● Set exercise: Examine the material below. Gather every line in which the string "Collection" appears.

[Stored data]

━━━━━━━━

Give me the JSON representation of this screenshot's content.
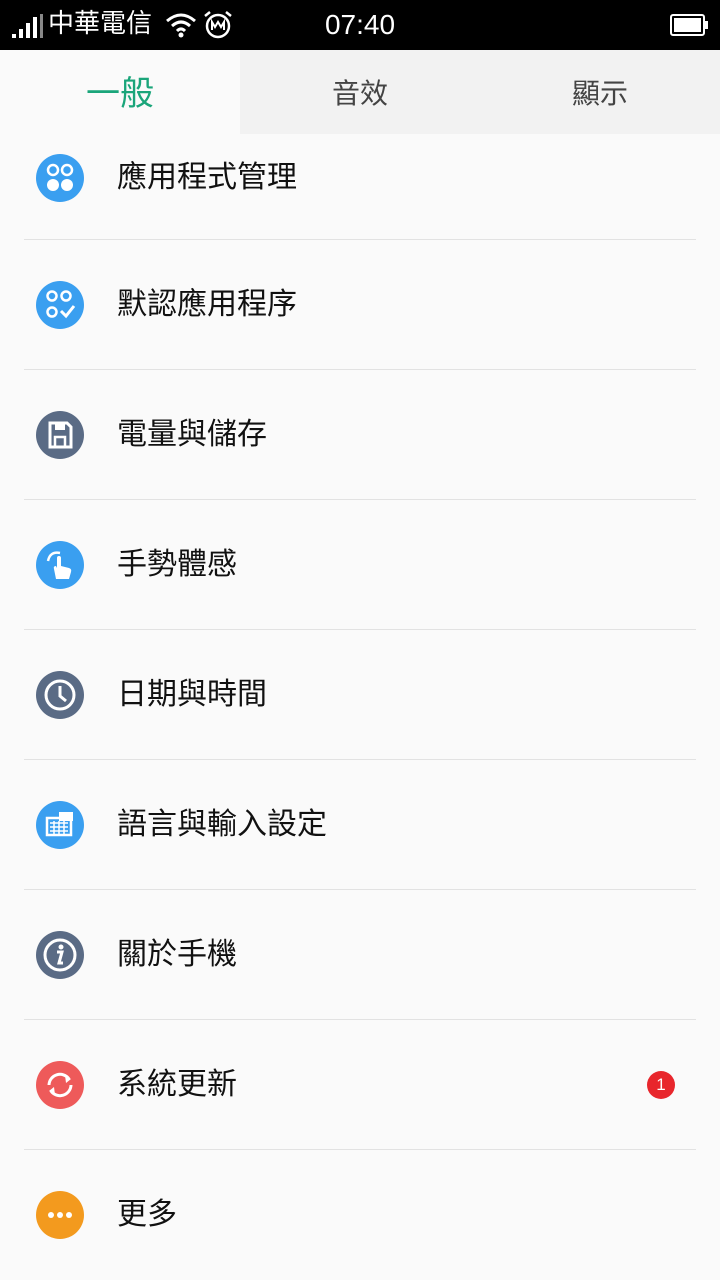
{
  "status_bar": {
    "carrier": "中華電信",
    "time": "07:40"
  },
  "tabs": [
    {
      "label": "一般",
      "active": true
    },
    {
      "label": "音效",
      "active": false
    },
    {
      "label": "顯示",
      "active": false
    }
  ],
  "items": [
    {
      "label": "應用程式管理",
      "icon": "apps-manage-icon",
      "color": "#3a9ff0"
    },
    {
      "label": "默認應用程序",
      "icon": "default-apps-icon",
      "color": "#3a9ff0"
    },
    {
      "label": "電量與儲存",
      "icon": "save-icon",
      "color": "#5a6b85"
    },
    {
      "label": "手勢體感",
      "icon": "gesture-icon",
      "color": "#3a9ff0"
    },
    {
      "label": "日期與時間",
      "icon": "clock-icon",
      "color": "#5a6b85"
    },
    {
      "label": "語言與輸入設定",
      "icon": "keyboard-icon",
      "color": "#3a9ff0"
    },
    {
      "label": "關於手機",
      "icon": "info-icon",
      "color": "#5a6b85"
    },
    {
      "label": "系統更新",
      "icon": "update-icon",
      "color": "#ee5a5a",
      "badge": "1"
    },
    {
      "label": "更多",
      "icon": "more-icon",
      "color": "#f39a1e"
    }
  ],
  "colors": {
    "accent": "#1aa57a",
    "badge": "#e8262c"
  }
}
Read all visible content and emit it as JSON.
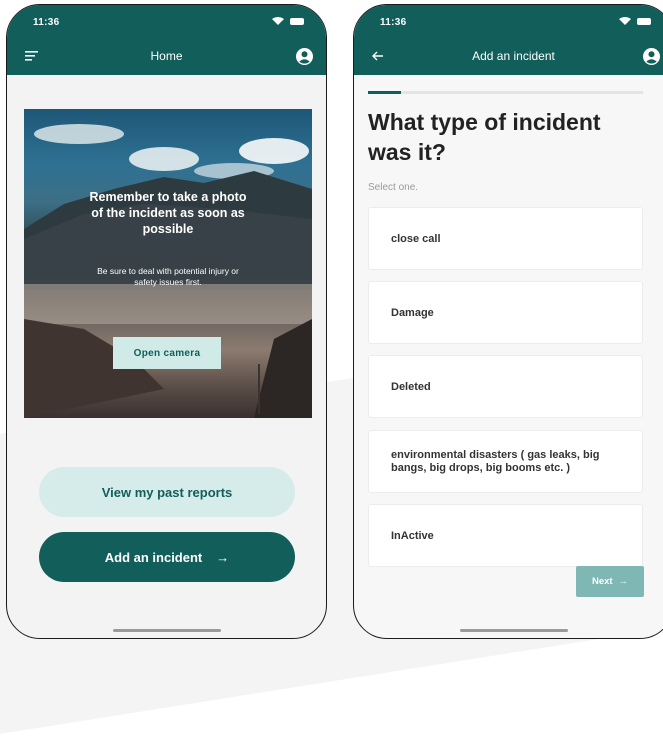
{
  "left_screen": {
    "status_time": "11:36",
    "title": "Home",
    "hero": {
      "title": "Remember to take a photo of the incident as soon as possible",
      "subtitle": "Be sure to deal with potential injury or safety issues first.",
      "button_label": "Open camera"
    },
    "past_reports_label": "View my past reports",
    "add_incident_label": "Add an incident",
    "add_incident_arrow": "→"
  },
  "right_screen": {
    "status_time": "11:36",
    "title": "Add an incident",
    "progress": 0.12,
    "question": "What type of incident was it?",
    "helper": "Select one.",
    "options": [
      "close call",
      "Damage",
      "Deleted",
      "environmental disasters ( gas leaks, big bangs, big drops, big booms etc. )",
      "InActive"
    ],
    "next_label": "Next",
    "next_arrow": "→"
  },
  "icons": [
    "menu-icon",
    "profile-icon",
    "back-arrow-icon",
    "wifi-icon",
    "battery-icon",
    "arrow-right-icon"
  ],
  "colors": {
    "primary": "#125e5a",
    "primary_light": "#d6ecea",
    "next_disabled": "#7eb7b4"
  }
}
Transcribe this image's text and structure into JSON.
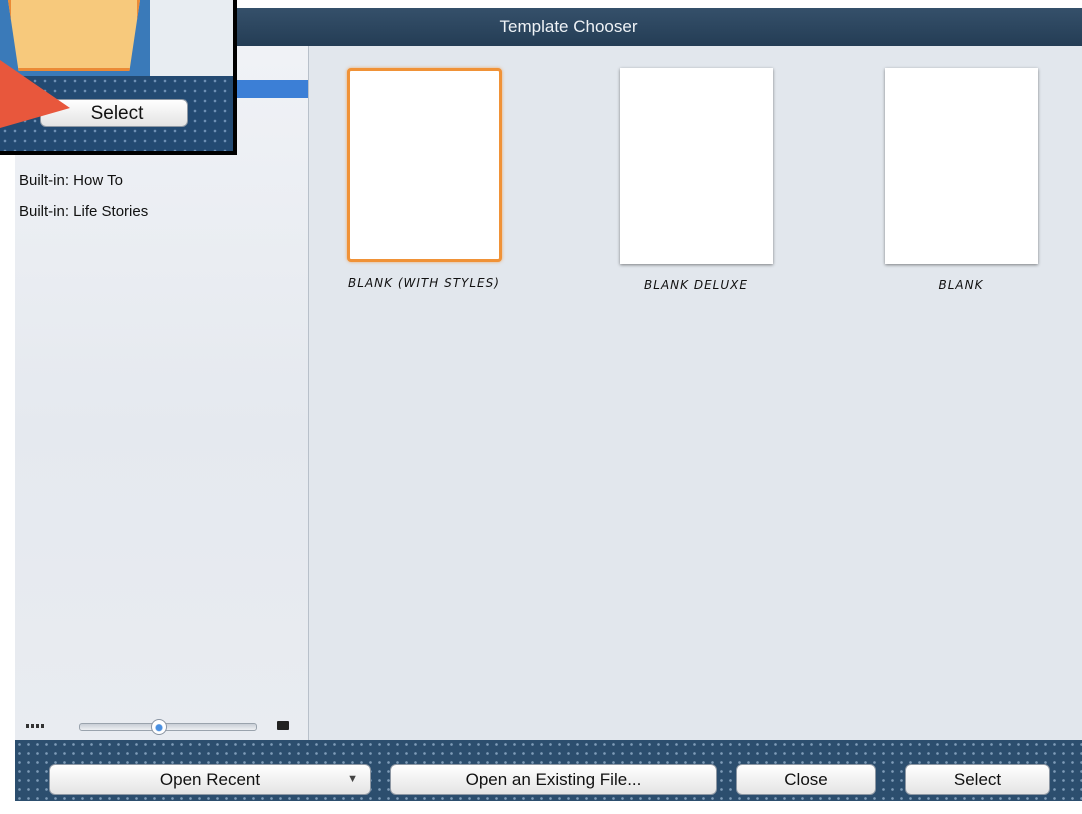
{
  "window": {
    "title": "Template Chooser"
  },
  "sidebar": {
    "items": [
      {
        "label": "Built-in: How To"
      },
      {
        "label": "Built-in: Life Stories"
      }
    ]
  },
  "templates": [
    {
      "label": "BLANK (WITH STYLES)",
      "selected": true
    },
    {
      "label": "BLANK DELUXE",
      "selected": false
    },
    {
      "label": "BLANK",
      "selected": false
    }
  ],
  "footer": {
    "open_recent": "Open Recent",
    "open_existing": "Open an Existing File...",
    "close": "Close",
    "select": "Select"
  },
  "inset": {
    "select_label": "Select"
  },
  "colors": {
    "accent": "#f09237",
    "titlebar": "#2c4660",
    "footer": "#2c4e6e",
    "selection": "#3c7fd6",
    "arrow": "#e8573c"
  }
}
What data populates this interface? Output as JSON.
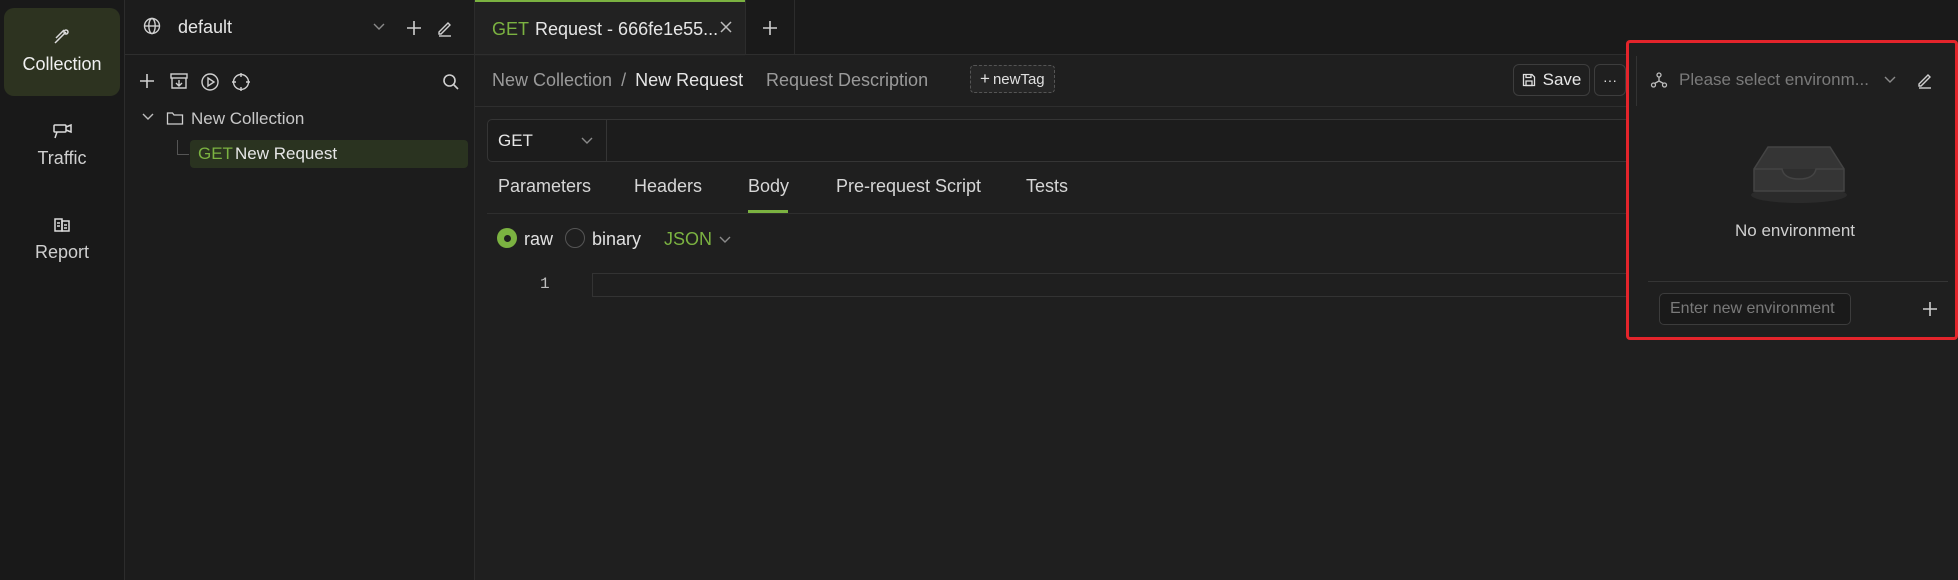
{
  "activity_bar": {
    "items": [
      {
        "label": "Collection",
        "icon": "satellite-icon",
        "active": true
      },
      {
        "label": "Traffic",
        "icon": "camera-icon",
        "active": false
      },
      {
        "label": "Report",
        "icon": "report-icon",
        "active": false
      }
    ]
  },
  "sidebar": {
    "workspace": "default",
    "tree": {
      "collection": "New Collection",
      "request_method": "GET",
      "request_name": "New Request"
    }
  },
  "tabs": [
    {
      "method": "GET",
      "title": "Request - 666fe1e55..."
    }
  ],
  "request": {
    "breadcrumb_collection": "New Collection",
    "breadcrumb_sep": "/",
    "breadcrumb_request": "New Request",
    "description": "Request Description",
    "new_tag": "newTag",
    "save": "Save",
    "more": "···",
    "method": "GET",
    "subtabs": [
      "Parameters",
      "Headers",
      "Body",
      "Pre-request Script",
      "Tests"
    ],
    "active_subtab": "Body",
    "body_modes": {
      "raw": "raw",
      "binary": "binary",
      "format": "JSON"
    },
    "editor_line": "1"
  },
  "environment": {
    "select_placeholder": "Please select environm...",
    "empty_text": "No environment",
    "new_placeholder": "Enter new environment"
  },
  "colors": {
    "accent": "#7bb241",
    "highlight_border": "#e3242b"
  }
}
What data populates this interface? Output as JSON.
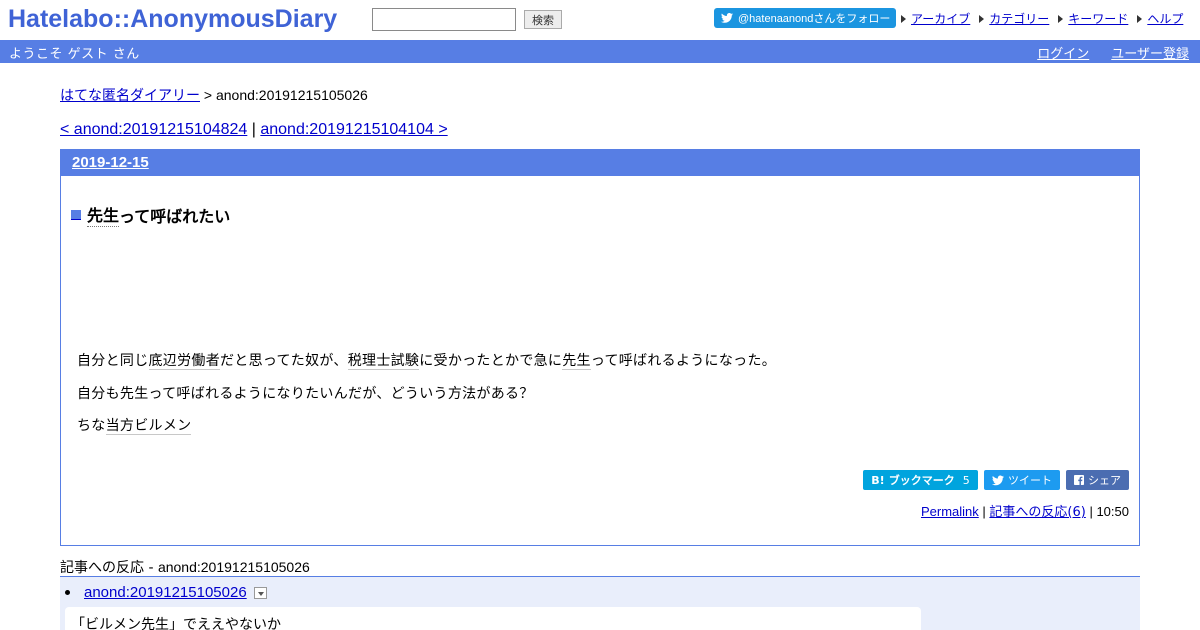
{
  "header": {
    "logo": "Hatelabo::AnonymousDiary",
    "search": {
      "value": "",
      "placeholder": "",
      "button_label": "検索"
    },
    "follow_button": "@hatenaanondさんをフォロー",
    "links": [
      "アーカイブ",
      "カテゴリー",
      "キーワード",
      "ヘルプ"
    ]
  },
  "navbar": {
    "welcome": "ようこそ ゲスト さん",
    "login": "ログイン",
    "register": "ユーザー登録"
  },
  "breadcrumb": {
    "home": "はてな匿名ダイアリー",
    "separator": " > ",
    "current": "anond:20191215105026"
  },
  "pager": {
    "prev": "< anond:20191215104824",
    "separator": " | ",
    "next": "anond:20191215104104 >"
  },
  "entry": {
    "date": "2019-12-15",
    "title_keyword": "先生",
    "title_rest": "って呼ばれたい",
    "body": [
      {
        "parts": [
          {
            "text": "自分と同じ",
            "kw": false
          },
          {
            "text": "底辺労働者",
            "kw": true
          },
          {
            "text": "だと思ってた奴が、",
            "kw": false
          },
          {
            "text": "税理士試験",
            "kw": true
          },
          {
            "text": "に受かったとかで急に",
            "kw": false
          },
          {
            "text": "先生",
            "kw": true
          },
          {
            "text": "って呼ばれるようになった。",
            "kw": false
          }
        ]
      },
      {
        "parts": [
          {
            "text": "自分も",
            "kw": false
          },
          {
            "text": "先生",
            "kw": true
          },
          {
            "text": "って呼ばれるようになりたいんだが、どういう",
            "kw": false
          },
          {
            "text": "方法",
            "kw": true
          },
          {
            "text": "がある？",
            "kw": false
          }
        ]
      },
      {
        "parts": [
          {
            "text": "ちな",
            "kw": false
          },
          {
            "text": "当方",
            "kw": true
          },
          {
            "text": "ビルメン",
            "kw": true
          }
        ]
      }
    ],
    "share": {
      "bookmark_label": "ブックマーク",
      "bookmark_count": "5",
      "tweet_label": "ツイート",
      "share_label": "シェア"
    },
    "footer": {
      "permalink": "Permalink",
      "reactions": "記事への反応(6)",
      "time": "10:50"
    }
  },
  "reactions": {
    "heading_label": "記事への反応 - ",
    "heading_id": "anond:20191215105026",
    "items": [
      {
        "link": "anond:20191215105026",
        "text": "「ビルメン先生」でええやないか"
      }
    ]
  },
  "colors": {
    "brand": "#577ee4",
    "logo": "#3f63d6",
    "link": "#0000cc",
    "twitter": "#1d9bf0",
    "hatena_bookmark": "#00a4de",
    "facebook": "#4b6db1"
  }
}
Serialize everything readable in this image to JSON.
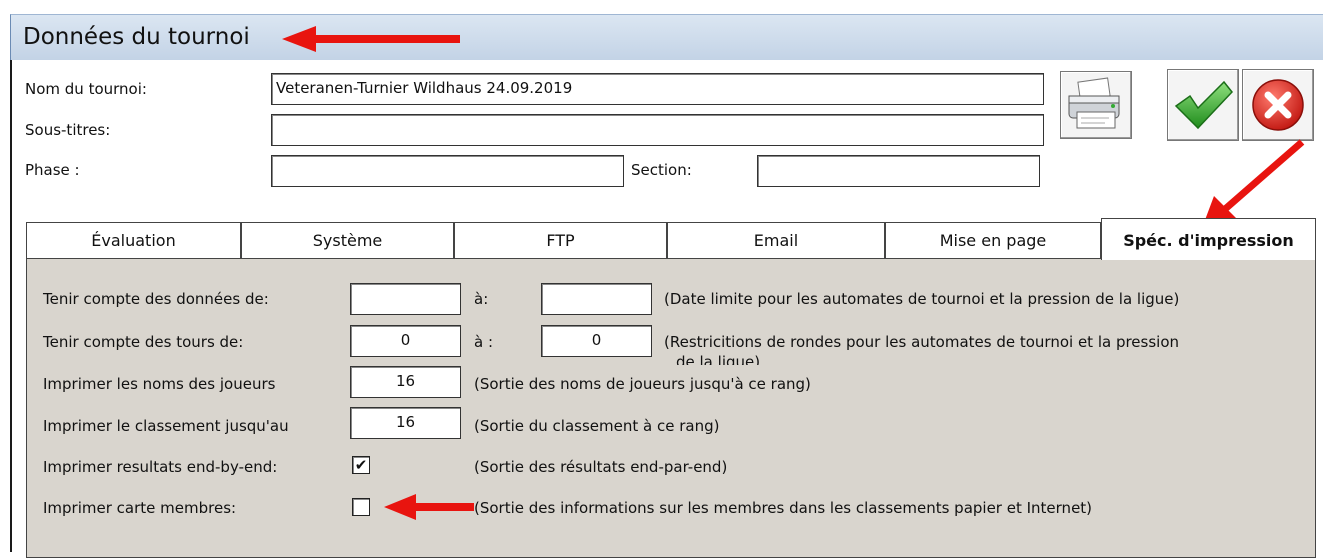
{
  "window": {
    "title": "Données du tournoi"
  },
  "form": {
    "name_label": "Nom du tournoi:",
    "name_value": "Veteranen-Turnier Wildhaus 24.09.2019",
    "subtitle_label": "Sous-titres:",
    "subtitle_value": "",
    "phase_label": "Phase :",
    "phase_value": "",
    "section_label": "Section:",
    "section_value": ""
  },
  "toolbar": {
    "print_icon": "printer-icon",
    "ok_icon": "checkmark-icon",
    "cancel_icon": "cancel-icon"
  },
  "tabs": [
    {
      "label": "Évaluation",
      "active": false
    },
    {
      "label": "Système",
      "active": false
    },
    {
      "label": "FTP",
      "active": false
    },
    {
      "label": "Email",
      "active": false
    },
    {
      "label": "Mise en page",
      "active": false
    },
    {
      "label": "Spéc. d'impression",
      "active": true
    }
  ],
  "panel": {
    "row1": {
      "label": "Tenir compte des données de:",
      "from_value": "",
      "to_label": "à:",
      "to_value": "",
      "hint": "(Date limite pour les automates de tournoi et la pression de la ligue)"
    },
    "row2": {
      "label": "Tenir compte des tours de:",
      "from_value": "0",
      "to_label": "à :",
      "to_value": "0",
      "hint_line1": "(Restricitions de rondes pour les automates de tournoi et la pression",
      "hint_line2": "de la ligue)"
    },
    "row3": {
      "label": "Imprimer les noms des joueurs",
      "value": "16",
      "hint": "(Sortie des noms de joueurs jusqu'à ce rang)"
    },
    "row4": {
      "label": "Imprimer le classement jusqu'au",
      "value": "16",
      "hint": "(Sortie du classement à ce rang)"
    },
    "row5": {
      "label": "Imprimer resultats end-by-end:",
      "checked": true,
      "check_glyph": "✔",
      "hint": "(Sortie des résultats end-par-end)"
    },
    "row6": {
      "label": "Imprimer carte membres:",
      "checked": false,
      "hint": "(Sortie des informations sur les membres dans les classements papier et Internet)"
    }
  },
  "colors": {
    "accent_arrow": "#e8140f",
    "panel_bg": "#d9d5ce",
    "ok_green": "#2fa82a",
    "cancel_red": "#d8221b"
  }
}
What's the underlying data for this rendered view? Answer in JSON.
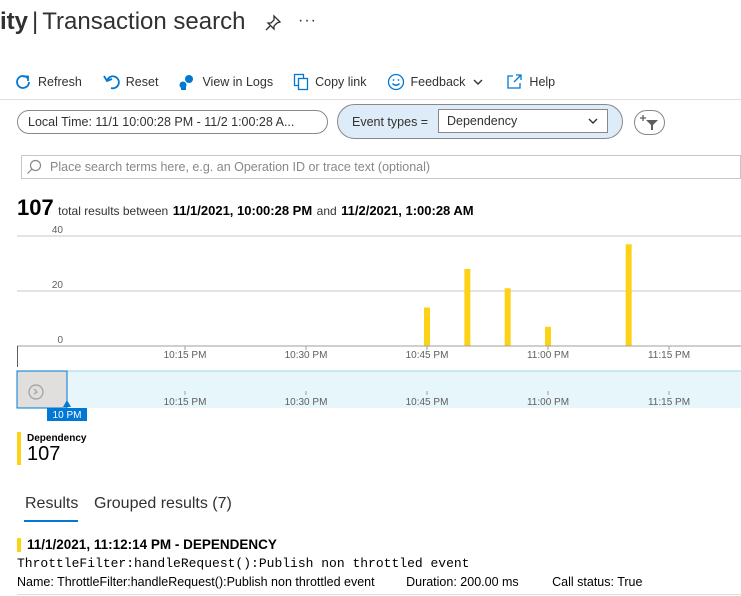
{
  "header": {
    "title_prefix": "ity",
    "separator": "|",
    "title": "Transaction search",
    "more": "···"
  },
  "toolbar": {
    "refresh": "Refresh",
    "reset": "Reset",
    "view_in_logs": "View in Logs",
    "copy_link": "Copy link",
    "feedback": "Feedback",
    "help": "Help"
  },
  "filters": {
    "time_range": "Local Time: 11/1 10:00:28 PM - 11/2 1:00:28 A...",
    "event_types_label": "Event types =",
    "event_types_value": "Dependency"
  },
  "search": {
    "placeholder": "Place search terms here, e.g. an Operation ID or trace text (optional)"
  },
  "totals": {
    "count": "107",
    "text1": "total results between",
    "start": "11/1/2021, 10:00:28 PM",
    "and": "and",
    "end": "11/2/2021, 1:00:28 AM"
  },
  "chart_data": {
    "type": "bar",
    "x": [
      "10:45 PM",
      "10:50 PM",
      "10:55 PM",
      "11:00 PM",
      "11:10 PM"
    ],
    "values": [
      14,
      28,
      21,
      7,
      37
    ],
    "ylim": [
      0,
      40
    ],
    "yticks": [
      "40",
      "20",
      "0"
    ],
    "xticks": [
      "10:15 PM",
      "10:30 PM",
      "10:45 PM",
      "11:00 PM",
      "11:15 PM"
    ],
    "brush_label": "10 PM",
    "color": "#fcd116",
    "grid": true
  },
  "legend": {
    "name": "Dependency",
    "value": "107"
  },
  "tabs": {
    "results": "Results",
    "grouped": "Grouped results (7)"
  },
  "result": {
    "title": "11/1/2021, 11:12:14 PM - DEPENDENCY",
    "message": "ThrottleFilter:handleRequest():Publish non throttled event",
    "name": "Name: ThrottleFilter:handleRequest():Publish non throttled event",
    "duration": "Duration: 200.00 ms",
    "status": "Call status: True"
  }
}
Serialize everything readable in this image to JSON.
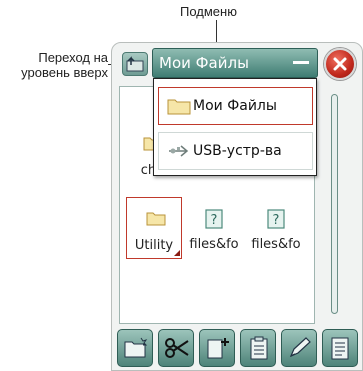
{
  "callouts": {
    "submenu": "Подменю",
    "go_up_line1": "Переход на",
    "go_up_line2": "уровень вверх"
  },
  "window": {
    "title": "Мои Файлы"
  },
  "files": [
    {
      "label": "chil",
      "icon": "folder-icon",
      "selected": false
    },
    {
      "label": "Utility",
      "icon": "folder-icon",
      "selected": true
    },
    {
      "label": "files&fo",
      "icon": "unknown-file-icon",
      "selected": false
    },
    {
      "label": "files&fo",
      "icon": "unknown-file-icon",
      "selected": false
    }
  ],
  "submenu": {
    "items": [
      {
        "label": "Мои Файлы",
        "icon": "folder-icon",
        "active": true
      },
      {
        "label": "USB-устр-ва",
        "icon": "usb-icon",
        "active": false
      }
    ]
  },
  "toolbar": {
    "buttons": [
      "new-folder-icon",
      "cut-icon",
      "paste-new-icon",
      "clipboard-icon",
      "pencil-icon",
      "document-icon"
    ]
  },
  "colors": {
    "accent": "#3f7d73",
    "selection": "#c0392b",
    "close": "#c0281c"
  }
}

━━━━━━━━

● Answer below:
        "label": "Collection",
      "collection": "New Collection",
    "breadcrumb_collection": "New Collection",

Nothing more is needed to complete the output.